THE EXERCISE
Repeat the material verbatim. Images are excluded from the copy.

====== INPUT

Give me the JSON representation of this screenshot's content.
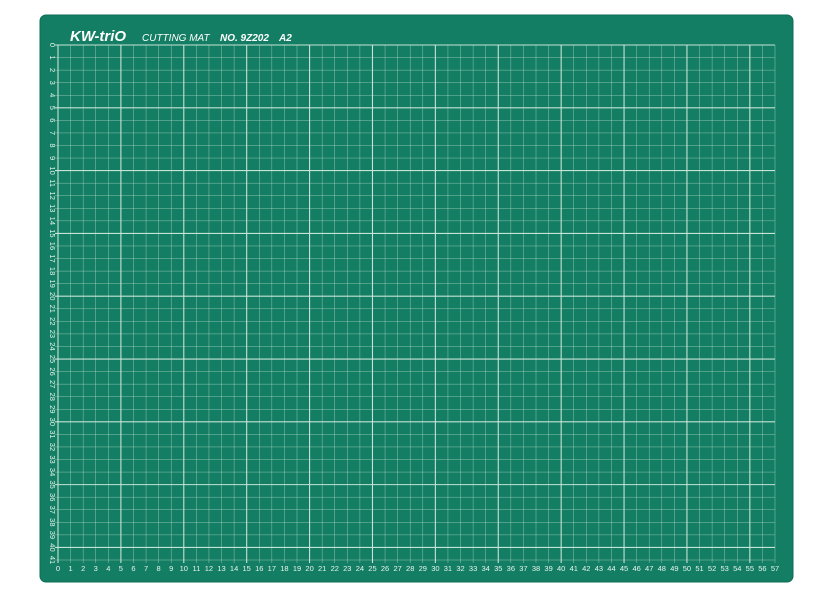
{
  "brand": {
    "logo_text": "KW-triO",
    "product_name": "CUTTING MAT",
    "model_number": "NO. 9Z202",
    "size": "A2"
  },
  "rulers": {
    "bottom_ticks": [
      "0",
      "1",
      "2",
      "3",
      "4",
      "5",
      "6",
      "7",
      "8",
      "9",
      "10",
      "11",
      "12",
      "13",
      "14",
      "15",
      "16",
      "17",
      "18",
      "19",
      "20",
      "21",
      "22",
      "23",
      "24",
      "25",
      "26",
      "27",
      "28",
      "29",
      "30",
      "31",
      "32",
      "33",
      "34",
      "35",
      "36",
      "37",
      "38",
      "39",
      "40",
      "41",
      "42",
      "43",
      "44",
      "45",
      "46",
      "47",
      "48",
      "49",
      "50",
      "51",
      "52",
      "53",
      "54",
      "55",
      "56",
      "57"
    ],
    "left_ticks": [
      "0",
      "1",
      "2",
      "3",
      "4",
      "5",
      "6",
      "7",
      "8",
      "9",
      "10",
      "11",
      "12",
      "13",
      "14",
      "15",
      "16",
      "17",
      "18",
      "19",
      "20",
      "21",
      "22",
      "23",
      "24",
      "25",
      "26",
      "27",
      "28",
      "29",
      "30",
      "31",
      "32",
      "33",
      "34",
      "35",
      "36",
      "37",
      "38",
      "39",
      "40",
      "41"
    ]
  },
  "colors": {
    "mat": "#137e63",
    "mat_edge": "#0e6c54",
    "grid_line": "#cfe9dd",
    "label": "#ffffff"
  }
}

============

ANSWER TO THIS TASK
Give me the JSON representation of this screenshot's content.
{
  "brand": {
    "logo_text": "KW-triO",
    "product_name": "CUTTING MAT",
    "model_number": "NO. 9Z202",
    "size": "A2"
  },
  "rulers": {
    "bottom_ticks": [
      "0",
      "1",
      "2",
      "3",
      "4",
      "5",
      "6",
      "7",
      "8",
      "9",
      "10",
      "11",
      "12",
      "13",
      "14",
      "15",
      "16",
      "17",
      "18",
      "19",
      "20",
      "21",
      "22",
      "23",
      "24",
      "25",
      "26",
      "27",
      "28",
      "29",
      "30",
      "31",
      "32",
      "33",
      "34",
      "35",
      "36",
      "37",
      "38",
      "39",
      "40",
      "41",
      "42",
      "43",
      "44",
      "45",
      "46",
      "47",
      "48",
      "49",
      "50",
      "51",
      "52",
      "53",
      "54",
      "55",
      "56",
      "57"
    ],
    "left_ticks": [
      "0",
      "1",
      "2",
      "3",
      "4",
      "5",
      "6",
      "7",
      "8",
      "9",
      "10",
      "11",
      "12",
      "13",
      "14",
      "15",
      "16",
      "17",
      "18",
      "19",
      "20",
      "21",
      "22",
      "23",
      "24",
      "25",
      "26",
      "27",
      "28",
      "29",
      "30",
      "31",
      "32",
      "33",
      "34",
      "35",
      "36",
      "37",
      "38",
      "39",
      "40",
      "41"
    ]
  },
  "colors": {
    "mat": "#137e63",
    "mat_edge": "#0e6c54",
    "grid_line": "#cfe9dd",
    "label": "#ffffff"
  }
}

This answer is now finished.